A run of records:
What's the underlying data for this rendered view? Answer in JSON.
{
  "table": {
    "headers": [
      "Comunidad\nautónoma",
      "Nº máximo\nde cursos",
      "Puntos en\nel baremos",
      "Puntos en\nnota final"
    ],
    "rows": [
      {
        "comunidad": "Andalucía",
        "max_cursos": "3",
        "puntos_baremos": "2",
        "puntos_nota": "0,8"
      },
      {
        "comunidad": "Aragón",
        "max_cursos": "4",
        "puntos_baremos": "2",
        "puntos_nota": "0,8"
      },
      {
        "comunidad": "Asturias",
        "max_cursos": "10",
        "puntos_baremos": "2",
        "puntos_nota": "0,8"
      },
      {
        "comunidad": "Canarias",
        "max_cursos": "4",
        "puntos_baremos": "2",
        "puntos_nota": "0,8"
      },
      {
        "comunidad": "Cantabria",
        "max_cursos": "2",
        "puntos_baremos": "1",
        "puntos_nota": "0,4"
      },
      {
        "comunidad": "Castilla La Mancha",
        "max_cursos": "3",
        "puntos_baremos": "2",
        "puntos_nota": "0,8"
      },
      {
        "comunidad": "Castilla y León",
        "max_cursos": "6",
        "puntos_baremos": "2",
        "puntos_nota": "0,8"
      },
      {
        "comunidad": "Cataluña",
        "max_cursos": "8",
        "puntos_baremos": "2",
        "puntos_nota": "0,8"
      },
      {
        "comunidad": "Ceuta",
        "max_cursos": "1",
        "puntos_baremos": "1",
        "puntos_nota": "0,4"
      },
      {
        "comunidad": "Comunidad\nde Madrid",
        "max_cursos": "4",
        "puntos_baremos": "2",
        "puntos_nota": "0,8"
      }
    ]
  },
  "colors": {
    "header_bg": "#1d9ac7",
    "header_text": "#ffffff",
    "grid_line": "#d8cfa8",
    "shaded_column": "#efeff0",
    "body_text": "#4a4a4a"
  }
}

## Instructions for the task
Using the material above, work out how many lines contain the string "Castilla". Give that number alone.

## Response for this exercise
2